● REQUEST A:
In the Aulani forum thread below, list every family member that Beefnot's post mentions.

━━━ SELECTED EXCERPT

# Here at Aulani: Aulani is the Business



## Beefnot (Jan 13, 2015)

We have been here in a 2br ocean view since Wednesday and will be departing Saturday. Aulani is quite simply gorgeous, the most exquisitely themed resort that I have ever experienced. There is just so much life and enchantment at Aulani.  So much so that my wife decided to let her cousin and cousin's daughter take our much larger (by >100+ sq ft) 2br Marriott Ko Olina OV exchange yesterday. I had a twinge of regret, but I can't fault it.  More to follow in the next couple days, right now I'm sleepy... :zzz:


----------



## GregT (Jan 13, 2015)

Beef,

Enjoy Aulani and let us know how you liked it.  We enjoyed our stay and excited to return for 3 days in June 2015.  It is a terrific property and a great complement to Marriott Ko Olina.   I hope you make the most of both properties.

Have fun out there!

━━━━━━
━━━ GIVEN RECORDS

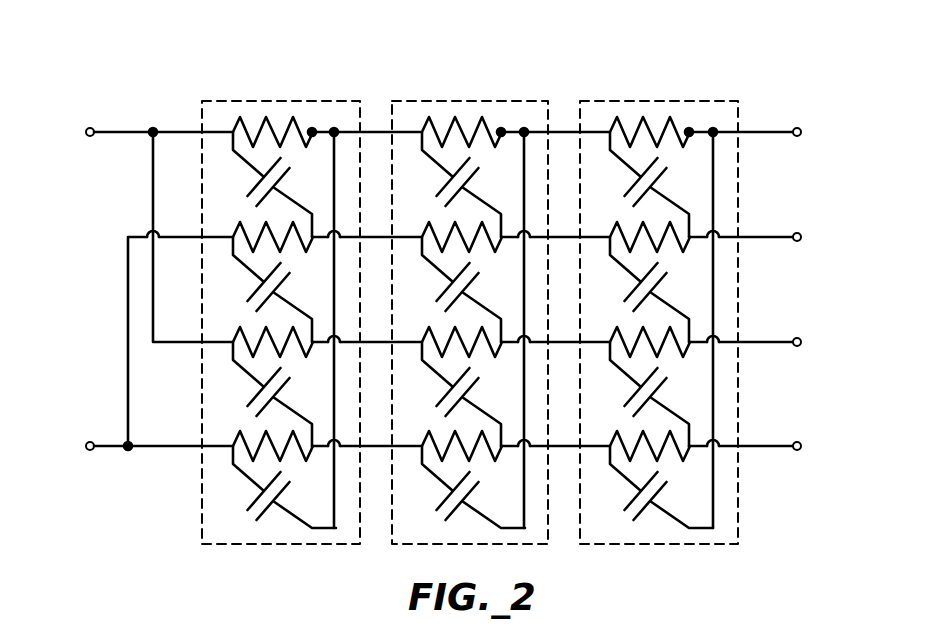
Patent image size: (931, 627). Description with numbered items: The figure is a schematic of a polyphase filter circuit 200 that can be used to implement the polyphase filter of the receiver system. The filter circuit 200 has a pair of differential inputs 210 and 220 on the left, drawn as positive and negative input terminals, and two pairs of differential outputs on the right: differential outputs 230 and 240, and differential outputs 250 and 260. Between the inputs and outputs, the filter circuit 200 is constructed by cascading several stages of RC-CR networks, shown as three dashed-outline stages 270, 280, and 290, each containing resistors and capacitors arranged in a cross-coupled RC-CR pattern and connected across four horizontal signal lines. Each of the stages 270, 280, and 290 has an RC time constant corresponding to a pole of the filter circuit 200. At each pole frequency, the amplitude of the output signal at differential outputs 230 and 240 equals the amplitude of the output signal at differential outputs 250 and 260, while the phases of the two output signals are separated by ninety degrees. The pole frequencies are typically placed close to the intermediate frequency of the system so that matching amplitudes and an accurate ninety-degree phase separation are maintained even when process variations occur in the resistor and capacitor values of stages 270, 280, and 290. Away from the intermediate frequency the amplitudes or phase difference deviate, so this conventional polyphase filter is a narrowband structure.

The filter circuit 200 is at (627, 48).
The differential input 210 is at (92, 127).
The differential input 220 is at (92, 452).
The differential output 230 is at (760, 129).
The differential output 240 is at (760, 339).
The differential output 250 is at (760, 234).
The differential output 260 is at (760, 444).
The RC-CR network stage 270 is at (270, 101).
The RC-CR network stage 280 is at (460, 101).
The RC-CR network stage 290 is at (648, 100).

━━━━━━
━━━ GIVEN RECORDS

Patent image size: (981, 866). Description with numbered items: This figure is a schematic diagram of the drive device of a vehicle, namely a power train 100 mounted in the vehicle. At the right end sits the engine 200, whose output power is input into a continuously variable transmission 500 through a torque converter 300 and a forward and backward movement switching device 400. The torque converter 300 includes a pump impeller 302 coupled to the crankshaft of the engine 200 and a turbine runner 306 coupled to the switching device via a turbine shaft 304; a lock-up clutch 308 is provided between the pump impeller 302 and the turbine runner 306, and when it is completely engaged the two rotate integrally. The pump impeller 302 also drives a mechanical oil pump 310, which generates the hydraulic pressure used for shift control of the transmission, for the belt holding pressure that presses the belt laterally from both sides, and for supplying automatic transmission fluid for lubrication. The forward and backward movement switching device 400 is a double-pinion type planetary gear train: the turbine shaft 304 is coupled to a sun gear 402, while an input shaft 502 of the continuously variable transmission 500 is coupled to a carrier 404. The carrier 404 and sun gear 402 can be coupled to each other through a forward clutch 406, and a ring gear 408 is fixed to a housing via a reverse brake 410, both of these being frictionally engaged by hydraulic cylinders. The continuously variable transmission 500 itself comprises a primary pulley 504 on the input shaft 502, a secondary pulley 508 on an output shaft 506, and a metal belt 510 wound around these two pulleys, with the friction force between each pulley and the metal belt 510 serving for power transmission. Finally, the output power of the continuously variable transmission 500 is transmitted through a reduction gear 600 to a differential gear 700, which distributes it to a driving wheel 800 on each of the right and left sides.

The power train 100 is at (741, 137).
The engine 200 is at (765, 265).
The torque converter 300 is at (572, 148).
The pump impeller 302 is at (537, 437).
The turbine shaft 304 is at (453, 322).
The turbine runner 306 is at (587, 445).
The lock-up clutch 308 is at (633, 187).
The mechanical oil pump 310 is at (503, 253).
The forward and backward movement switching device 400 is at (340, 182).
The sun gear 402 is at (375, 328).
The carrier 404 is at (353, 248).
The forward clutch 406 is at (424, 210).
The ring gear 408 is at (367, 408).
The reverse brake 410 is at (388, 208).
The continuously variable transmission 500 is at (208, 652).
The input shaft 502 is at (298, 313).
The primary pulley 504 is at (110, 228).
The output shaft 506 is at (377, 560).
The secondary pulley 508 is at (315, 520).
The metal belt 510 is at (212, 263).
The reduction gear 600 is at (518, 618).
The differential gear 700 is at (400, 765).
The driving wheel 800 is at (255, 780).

━━━━━━
━━━ GIVEN RECORDS

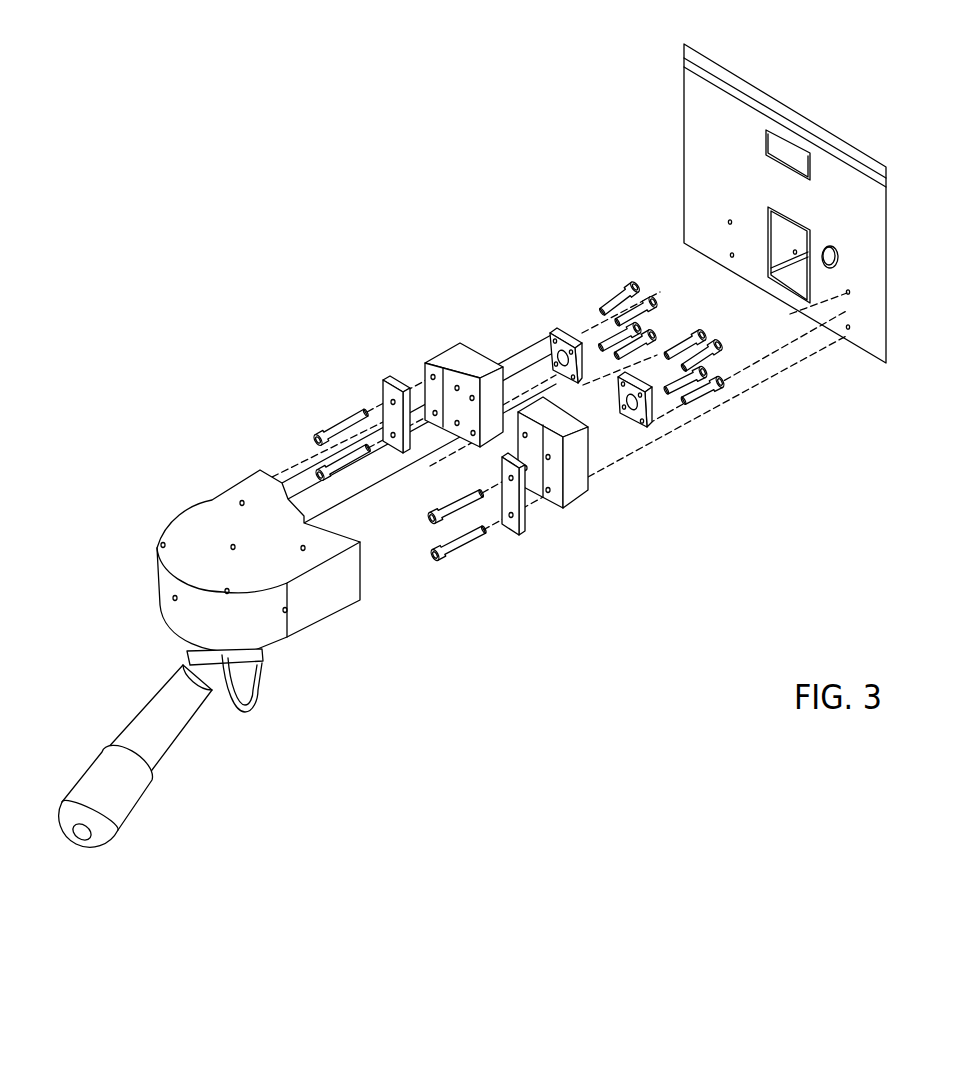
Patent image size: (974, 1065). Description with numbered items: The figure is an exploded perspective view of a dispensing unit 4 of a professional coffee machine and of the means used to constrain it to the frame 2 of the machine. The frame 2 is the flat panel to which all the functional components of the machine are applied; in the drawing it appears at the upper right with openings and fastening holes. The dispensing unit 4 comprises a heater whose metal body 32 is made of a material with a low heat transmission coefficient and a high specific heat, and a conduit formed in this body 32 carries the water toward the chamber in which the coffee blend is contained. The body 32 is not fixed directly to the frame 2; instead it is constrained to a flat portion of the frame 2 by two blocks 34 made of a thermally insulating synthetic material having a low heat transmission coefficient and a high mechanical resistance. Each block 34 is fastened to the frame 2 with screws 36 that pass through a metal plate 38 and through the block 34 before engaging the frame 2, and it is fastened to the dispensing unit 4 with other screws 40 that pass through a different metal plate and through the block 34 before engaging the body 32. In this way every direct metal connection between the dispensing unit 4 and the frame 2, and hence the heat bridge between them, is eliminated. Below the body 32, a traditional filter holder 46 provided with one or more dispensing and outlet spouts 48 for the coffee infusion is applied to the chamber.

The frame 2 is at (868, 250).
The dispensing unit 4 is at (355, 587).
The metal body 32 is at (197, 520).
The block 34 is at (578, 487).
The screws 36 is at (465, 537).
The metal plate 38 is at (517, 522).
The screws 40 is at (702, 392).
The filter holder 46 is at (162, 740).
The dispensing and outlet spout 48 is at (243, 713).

━━━━━━

● REQUEST B:
Render everything in the records from the line containing "Patent image size: (931, 627)." down to the line containing "The RC-CR network stage 290 is at (648, 100)." as a numbered list, omitting blank lines.

● FINISHED ANSWER A:
- Wife
- Her cousin
- The cousin's daughter

● FINISHED ANSWER B:
1. Patent image size: (931, 627). Description with numbered items: The figure is a schematic of a polyphase filter circuit 200 that can be used to implement the polyphase filter of the receiver system. The filter circuit 200 has a pair of differential inputs 210 and 220 on the left, drawn as positive and negative input terminals, and two pairs of differential outputs on the right: differential outputs 230 and 240, and differential outputs 250 and 260. Between the inputs and outputs, the filter circuit 200 is constructed by cascading several stages of RC-CR networks, shown as three dashed-outline stages 270, 280, and 290, each containing resistors and capacitors arranged in a cross-coupled RC-CR pattern and connected across four horizontal signal lines. Each of the stages 270, 280, and 290 has an RC time constant corresponding to a pole of the filter circuit 200. At each pole frequency, the amplitude of the output signal at differential outputs 230 and 240 equals the amplitude of the output signal at differential outputs 250 and 260, while the phases of the two output signals are separated by ninety degrees. The pole frequencies are typically placed close to the intermediate frequency of the system so that matching amplitudes and an accurate ninety-degree phase separation are maintained even when process variations occur in the resistor and capacitor values of stages 270, 280, and 290. Away from the intermediate frequency the amplitudes or phase difference deviate, so this conventional polyphase filter is a narrowband structure.
2. The filter circuit 200 is at (627, 48).
3. The differential input 210 is at (92, 127).
4. The differential input 220 is at (92, 452).
5. The differential output 230 is at (760, 129).
6. The differential output 240 is at (760, 339).
7. The differential output 250 is at (760, 234).
8. The differential output 260 is at (760, 444).
9. The RC-CR network stage 270 is at (270, 101).
10. The RC-CR network stage 280 is at (460, 101).
11. The RC-CR network stage 290 is at (648, 100).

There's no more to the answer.